**What is being asked**
Give the data below again exactly as it stands. Omit the pictures.

**Records supplied**
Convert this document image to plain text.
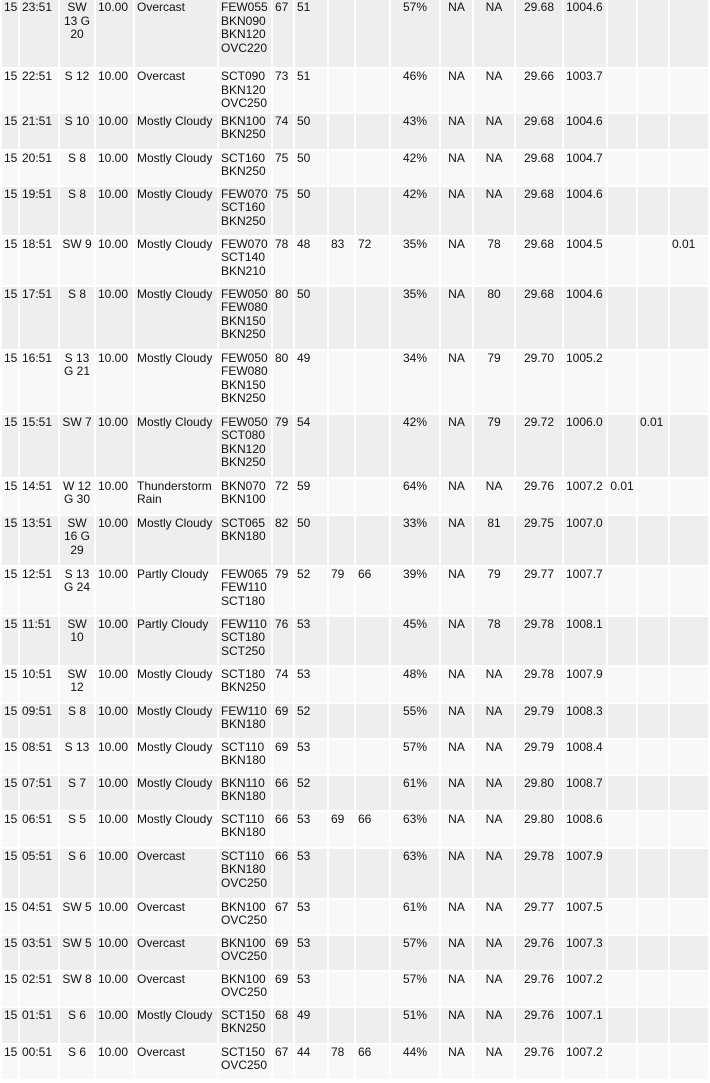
15	23:51	SW 13 G 20	10.00	Overcast	FEW055 BKN090 BKN120 OVC220	67	51			57%	NA	NA	29.68	1004.6			
15	22:51	S 12	10.00	Overcast	SCT090 BKN120 OVC250	73	51			46%	NA	NA	29.66	1003.7			
15	21:51	S 10	10.00	Mostly Cloudy	BKN100 BKN250	74	50			43%	NA	NA	29.68	1004.6			
15	20:51	S 8	10.00	Mostly Cloudy	SCT160 BKN250	75	50			42%	NA	NA	29.68	1004.7			
15	19:51	S 8	10.00	Mostly Cloudy	FEW070 SCT160 BKN250	75	50			42%	NA	NA	29.68	1004.6			
15	18:51	SW 9	10.00	Mostly Cloudy	FEW070 SCT140 BKN210	78	48	83	72	35%	NA	78	29.68	1004.5			0.01
15	17:51	S 8	10.00	Mostly Cloudy	FEW050 FEW080 BKN150 BKN250	80	50			35%	NA	80	29.68	1004.6			
15	16:51	S 13 G 21	10.00	Mostly Cloudy	FEW050 FEW080 BKN150 BKN250	80	49			34%	NA	79	29.70	1005.2			
15	15:51	SW 7	10.00	Mostly Cloudy	FEW050 SCT080 BKN120 BKN250	79	54			42%	NA	79	29.72	1006.0		0.01	
15	14:51	W 12 G 30	10.00	Thunderstorm Rain	BKN070 BKN100	72	59			64%	NA	NA	29.76	1007.2	0.01		
15	13:51	SW 16 G 29	10.00	Mostly Cloudy	SCT065 BKN180	82	50			33%	NA	81	29.75	1007.0			
15	12:51	S 13 G 24	10.00	Partly Cloudy	FEW065 FEW110 SCT180	79	52	79	66	39%	NA	79	29.77	1007.7			
15	11:51	SW 10	10.00	Partly Cloudy	FEW110 SCT180 SCT250	76	53			45%	NA	78	29.78	1008.1			
15	10:51	SW 12	10.00	Mostly Cloudy	SCT180 BKN250	74	53			48%	NA	NA	29.78	1007.9			
15	09:51	S 8	10.00	Mostly Cloudy	FEW110 BKN180	69	52			55%	NA	NA	29.79	1008.3			
15	08:51	S 13	10.00	Mostly Cloudy	SCT110 BKN180	69	53			57%	NA	NA	29.79	1008.4			
15	07:51	S 7	10.00	Mostly Cloudy	BKN110 BKN180	66	52			61%	NA	NA	29.80	1008.7			
15	06:51	S 5	10.00	Mostly Cloudy	SCT110 BKN180	66	53	69	66	63%	NA	NA	29.80	1008.6			
15	05:51	S 6	10.00	Overcast	SCT110 BKN180 OVC250	66	53			63%	NA	NA	29.78	1007.9			
15	04:51	SW 5	10.00	Overcast	BKN100 OVC250	67	53			61%	NA	NA	29.77	1007.5			
15	03:51	SW 5	10.00	Overcast	BKN100 OVC250	69	53			57%	NA	NA	29.76	1007.3			
15	02:51	SW 8	10.00	Overcast	BKN100 OVC250	69	53			57%	NA	NA	29.76	1007.2			
15	01:51	S 6	10.00	Mostly Cloudy	SCT150 BKN250	68	49			51%	NA	NA	29.76	1007.1			
15	00:51	S 6	10.00	Overcast	SCT150 OVC250	67	44	78	66	44%	NA	NA	29.76	1007.2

**Answer to the task**
Convert this document image to plain text.
15	23:51	SW 13 G 20	10.00	Overcast	FEW055 BKN090 BKN120 OVC220	67	51			57%	NA	NA	29.68	1004.6			
15	22:51	S 12	10.00	Overcast	SCT090 BKN120 OVC250	73	51			46%	NA	NA	29.66	1003.7			
15	21:51	S 10	10.00	Mostly Cloudy	BKN100 BKN250	74	50			43%	NA	NA	29.68	1004.6			
15	20:51	S 8	10.00	Mostly Cloudy	SCT160 BKN250	75	50			42%	NA	NA	29.68	1004.7			
15	19:51	S 8	10.00	Mostly Cloudy	FEW070 SCT160 BKN250	75	50			42%	NA	NA	29.68	1004.6			
15	18:51	SW 9	10.00	Mostly Cloudy	FEW070 SCT140 BKN210	78	48	83	72	35%	NA	78	29.68	1004.5			0.01
15	17:51	S 8	10.00	Mostly Cloudy	FEW050 FEW080 BKN150 BKN250	80	50			35%	NA	80	29.68	1004.6			
15	16:51	S 13 G 21	10.00	Mostly Cloudy	FEW050 FEW080 BKN150 BKN250	80	49			34%	NA	79	29.70	1005.2			
15	15:51	SW 7	10.00	Mostly Cloudy	FEW050 SCT080 BKN120 BKN250	79	54			42%	NA	79	29.72	1006.0		0.01	
15	14:51	W 12 G 30	10.00	Thunderstorm Rain	BKN070 BKN100	72	59			64%	NA	NA	29.76	1007.2	0.01		
15	13:51	SW 16 G 29	10.00	Mostly Cloudy	SCT065 BKN180	82	50			33%	NA	81	29.75	1007.0			
15	12:51	S 13 G 24	10.00	Partly Cloudy	FEW065 FEW110 SCT180	79	52	79	66	39%	NA	79	29.77	1007.7			
15	11:51	SW 10	10.00	Partly Cloudy	FEW110 SCT180 SCT250	76	53			45%	NA	78	29.78	1008.1			
15	10:51	SW 12	10.00	Mostly Cloudy	SCT180 BKN250	74	53			48%	NA	NA	29.78	1007.9			
15	09:51	S 8	10.00	Mostly Cloudy	FEW110 BKN180	69	52			55%	NA	NA	29.79	1008.3			
15	08:51	S 13	10.00	Mostly Cloudy	SCT110 BKN180	69	53			57%	NA	NA	29.79	1008.4			
15	07:51	S 7	10.00	Mostly Cloudy	BKN110 BKN180	66	52			61%	NA	NA	29.80	1008.7			
15	06:51	S 5	10.00	Mostly Cloudy	SCT110 BKN180	66	53	69	66	63%	NA	NA	29.80	1008.6			
15	05:51	S 6	10.00	Overcast	SCT110 BKN180 OVC250	66	53			63%	NA	NA	29.78	1007.9			
15	04:51	SW 5	10.00	Overcast	BKN100 OVC250	67	53			61%	NA	NA	29.77	1007.5			
15	03:51	SW 5	10.00	Overcast	BKN100 OVC250	69	53			57%	NA	NA	29.76	1007.3			
15	02:51	SW 8	10.00	Overcast	BKN100 OVC250	69	53			57%	NA	NA	29.76	1007.2			
15	01:51	S 6	10.00	Mostly Cloudy	SCT150 BKN250	68	49			51%	NA	NA	29.76	1007.1			
15	00:51	S 6	10.00	Overcast	SCT150 OVC250	67	44	78	66	44%	NA	NA	29.76	1007.2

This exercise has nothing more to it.